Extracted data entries
_ _ _ _
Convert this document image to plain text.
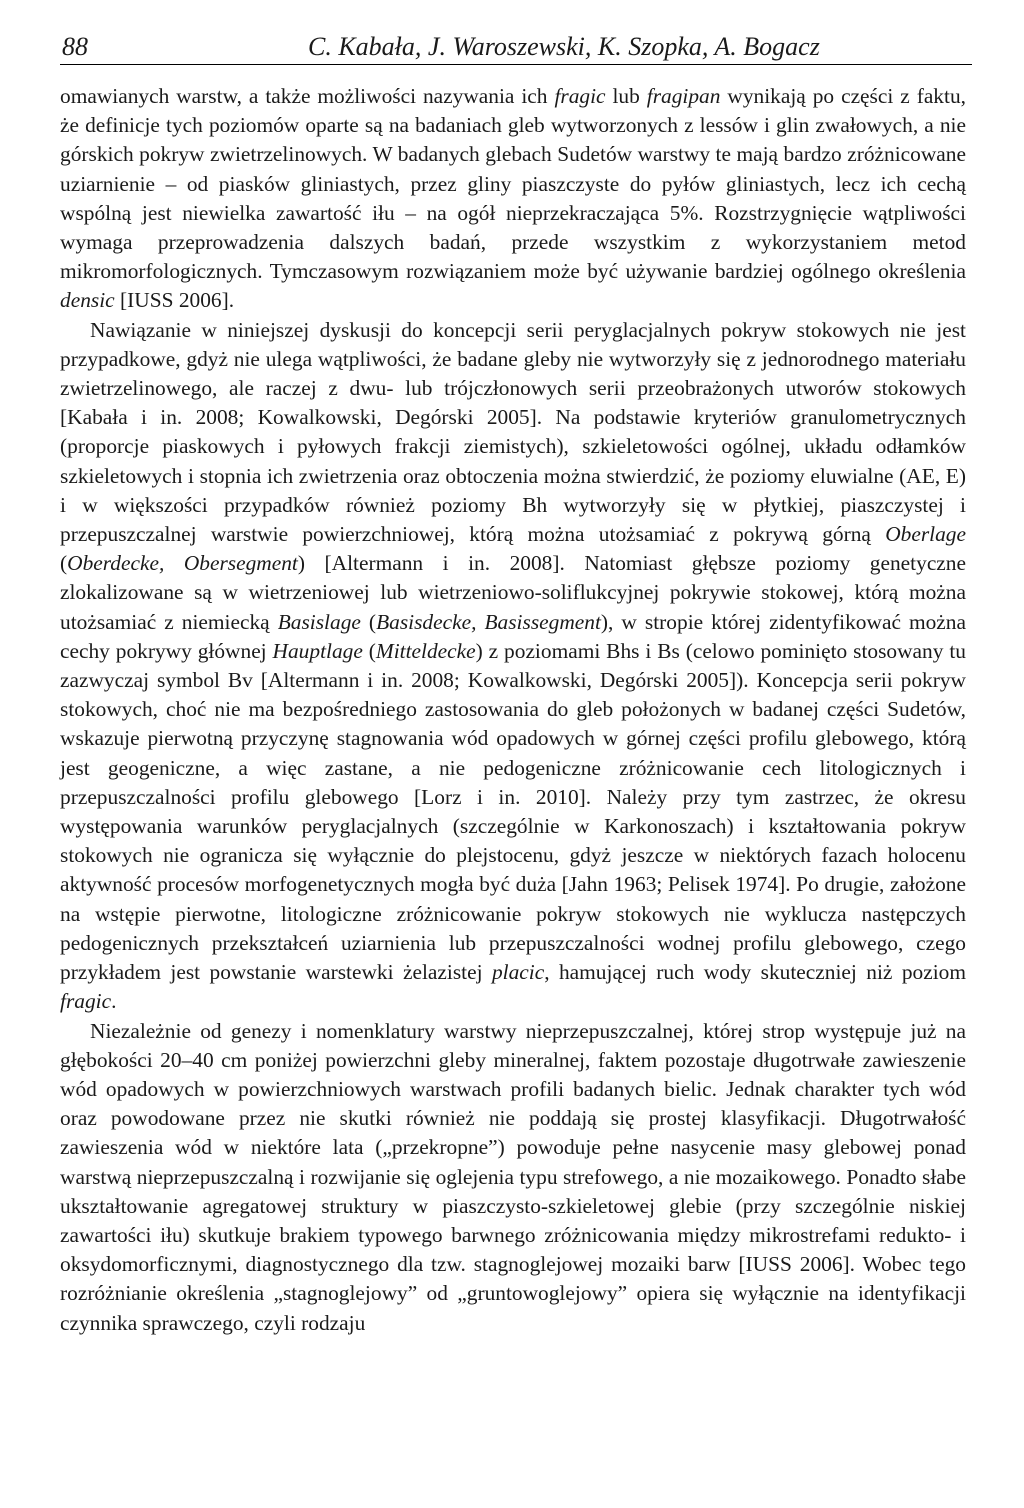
88	C. Kabała, J. Waroszewski, K. Szopka, A. Bogacz

omawianych warstw, a także możliwości nazywania ich fragic lub fragipan wynikają po części z faktu, że definicje tych poziomów oparte są na badaniach gleb wytworzonych z lessów i glin zwałowych, a nie górskich pokryw zwietrzelinowych. W badanych glebach Sudetów warstwy te mają bardzo zróżnicowane uziarnienie – od piasków gliniastych, przez gliny piaszczyste do pyłów gliniastych, lecz ich cechą wspólną jest niewielka zawartość iłu – na ogół nieprzekraczająca 5%. Rozstrzygnięcie wątpliwości wymaga przeprowadzenia dalszych badań, przede wszystkim z wykorzystaniem metod mikromorfologicznych. Tymczasowym rozwiązaniem może być używanie bardziej ogólnego określenia densic [IUSS 2006].

Nawiązanie w niniejszej dyskusji do koncepcji serii peryglacjalnych pokryw stokowych nie jest przypadkowe, gdyż nie ulega wątpliwości, że badane gleby nie wytworzyły się z jednorodnego materiału zwietrzelinowego, ale raczej z dwu- lub trójczłonowych serii przeobrażonych utworów stokowych [Kabała i in. 2008; Kowalkowski, Degórski 2005]. Na podstawie kryteriów granulometrycznych (proporcje piaskowych i pyłowych frakcji ziemistych), szkieletowości ogólnej, układu odłamków szkieletowych i stopnia ich zwietrzenia oraz obtoczenia można stwierdzić, że poziomy eluwialne (AE, E) i w większości przypadków również poziomy Bh wytworzyły się w płytkiej, piaszczystej i przepuszczalnej warstwie powierzchniowej, którą można utożsamiać z pokrywą górną Oberlage (Oberdecke, Obersegment) [Altermann i in. 2008]. Natomiast głębsze poziomy genetyczne zlokalizowane są w wietrzeniowej lub wietrzeniowo-soliflukcyjnej pokrywie stokowej, którą można utożsamiać z niemiecką Basislage (Basisdecke, Basissegment), w stropie której zidentyfikować można cechy pokrywy głównej Hauptlage (Mitteldecke) z poziomami Bhs i Bs (celowo pominięto stosowany tu zazwyczaj symbol Bv [Altermann i in. 2008; Kowalkowski, Degórski 2005]). Koncepcja serii pokryw stokowych, choć nie ma bezpośredniego zastosowania do gleb położonych w badanej części Sudetów, wskazuje pierwotną przyczynę stagnowania wód opadowych w górnej części profilu glebowego, którą jest geogeniczne, a więc zastane, a nie pedogeniczne zróżnicowanie cech litologicznych i przepuszczalności profilu glebowego [Lorz i in. 2010]. Należy przy tym zastrzec, że okresu występowania warunków peryglacjalnych (szczególnie w Karkonoszach) i kształtowania pokryw stokowych nie ogranicza się wyłącznie do plejstocenu, gdyż jeszcze w niektórych fazach holocenu aktywność procesów morfogenetycznych mogła być duża [Jahn 1963; Pelisek 1974]. Po drugie, założone na wstępie pierwotne, litologiczne zróżnicowanie pokryw stokowych nie wyklucza następczych pedogenicznych przekształceń uziarnienia lub przepuszczalności wodnej profilu glebowego, czego przykładem jest powstanie warstewki żelazistej placic, hamującej ruch wody skuteczniej niż poziom fragic.

Niezależnie od genezy i nomenklatury warstwy nieprzepuszczalnej, której strop występuje już na głębokości 20–40 cm poniżej powierzchni gleby mineralnej, faktem pozostaje długotrwałe zawieszenie wód opadowych w powierzchniowych warstwach profili badanych bielic. Jednak charakter tych wód oraz powodowane przez nie skutki również nie poddają się prostej klasyfikacji. Długotrwałość zawieszenia wód w niektóre lata („przekropne”) powoduje pełne nasycenie masy glebowej ponad warstwą nieprzepuszczalną i rozwijanie się oglejenia typu strefowego, a nie mozaikowego. Ponadto słabe ukształtowanie agregatowej struktury w piaszczysto-szkieletowej glebie (przy szczególnie niskiej zawartości iłu) skutkuje brakiem typowego barwnego zróżnicowania między mikrostrefami redukto- i oksydomorficznymi, diagnostycznego dla tzw. stagnoglejowej mozaiki barw [IUSS 2006]. Wobec tego rozróżnianie określenia „stagnoglejowy” od „gruntowoglejowy” opiera się wyłącznie na identyfikacji czynnika sprawczego, czyli rodzaju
_ _ _ _
Work to do:
Your copy should match the records word for word, with the pictures removed.

Full output:
Convert this document image to plain text.
88	C. Kabała, J. Waroszewski, K. Szopka, A. Bogacz

omawianych warstw, a także możliwości nazywania ich fragic lub fragipan wynikają po części z faktu, że definicje tych poziomów oparte są na badaniach gleb wytworzonych z lessów i glin zwałowych, a nie górskich pokryw zwietrzelinowych. W badanych glebach Sudetów warstwy te mają bardzo zróżnicowane uziarnienie – od piasków gliniastych, przez gliny piaszczyste do pyłów gliniastych, lecz ich cechą wspólną jest niewielka zawartość iłu – na ogół nieprzekraczająca 5%. Rozstrzygnięcie wątpliwości wymaga przeprowadzenia dalszych badań, przede wszystkim z wykorzystaniem metod mikromorfologicznych. Tymczasowym rozwiązaniem może być używanie bardziej ogólnego określenia densic [IUSS 2006].

Nawiązanie w niniejszej dyskusji do koncepcji serii peryglacjalnych pokryw stokowych nie jest przypadkowe, gdyż nie ulega wątpliwości, że badane gleby nie wytworzyły się z jednorodnego materiału zwietrzelinowego, ale raczej z dwu- lub trójczłonowych serii przeobrażonych utworów stokowych [Kabała i in. 2008; Kowalkowski, Degórski 2005]. Na podstawie kryteriów granulometrycznych (proporcje piaskowych i pyłowych frakcji ziemistych), szkieletowości ogólnej, układu odłamków szkieletowych i stopnia ich zwietrzenia oraz obtoczenia można stwierdzić, że poziomy eluwialne (AE, E) i w większości przypadków również poziomy Bh wytworzyły się w płytkiej, piaszczystej i przepuszczalnej warstwie powierzchniowej, którą można utożsamiać z pokrywą górną Oberlage (Oberdecke, Obersegment) [Altermann i in. 2008]. Natomiast głębsze poziomy genetyczne zlokalizowane są w wietrzeniowej lub wietrzeniowo-soliflukcyjnej pokrywie stokowej, którą można utożsamiać z niemiecką Basislage (Basisdecke, Basissegment), w stropie której zidentyfikować można cechy pokrywy głównej Hauptlage (Mitteldecke) z poziomami Bhs i Bs (celowo pominięto stosowany tu zazwyczaj symbol Bv [Altermann i in. 2008; Kowalkowski, Degórski 2005]). Koncepcja serii pokryw stokowych, choć nie ma bezpośredniego zastosowania do gleb położonych w badanej części Sudetów, wskazuje pierwotną przyczynę stagnowania wód opadowych w górnej części profilu glebowego, którą jest geogeniczne, a więc zastane, a nie pedogeniczne zróżnicowanie cech litologicznych i przepuszczalności profilu glebowego [Lorz i in. 2010]. Należy przy tym zastrzec, że okresu występowania warunków peryglacjalnych (szczególnie w Karkonoszach) i kształtowania pokryw stokowych nie ogranicza się wyłącznie do plejstocenu, gdyż jeszcze w niektórych fazach holocenu aktywność procesów morfogenetycznych mogła być duża [Jahn 1963; Pelisek 1974]. Po drugie, założone na wstępie pierwotne, litologiczne zróżnicowanie pokryw stokowych nie wyklucza następczych pedogenicznych przekształceń uziarnienia lub przepuszczalności wodnej profilu glebowego, czego przykładem jest powstanie warstewki żelazistej placic, hamującej ruch wody skuteczniej niż poziom fragic.

Niezależnie od genezy i nomenklatury warstwy nieprzepuszczalnej, której strop występuje już na głębokości 20–40 cm poniżej powierzchni gleby mineralnej, faktem pozostaje długotrwałe zawieszenie wód opadowych w powierzchniowych warstwach profili badanych bielic. Jednak charakter tych wód oraz powodowane przez nie skutki również nie poddają się prostej klasyfikacji. Długotrwałość zawieszenia wód w niektóre lata („przekropne”) powoduje pełne nasycenie masy glebowej ponad warstwą nieprzepuszczalną i rozwijanie się oglejenia typu strefowego, a nie mozaikowego. Ponadto słabe ukształtowanie agregatowej struktury w piaszczysto-szkieletowej glebie (przy szczególnie niskiej zawartości iłu) skutkuje brakiem typowego barwnego zróżnicowania między mikrostrefami redukto- i oksydomorficznymi, diagnostycznego dla tzw. stagnoglejowej mozaiki barw [IUSS 2006]. Wobec tego rozróżnianie określenia „stagnoglejowy” od „gruntowoglejowy” opiera się wyłącznie na identyfikacji czynnika sprawczego, czyli rodzaju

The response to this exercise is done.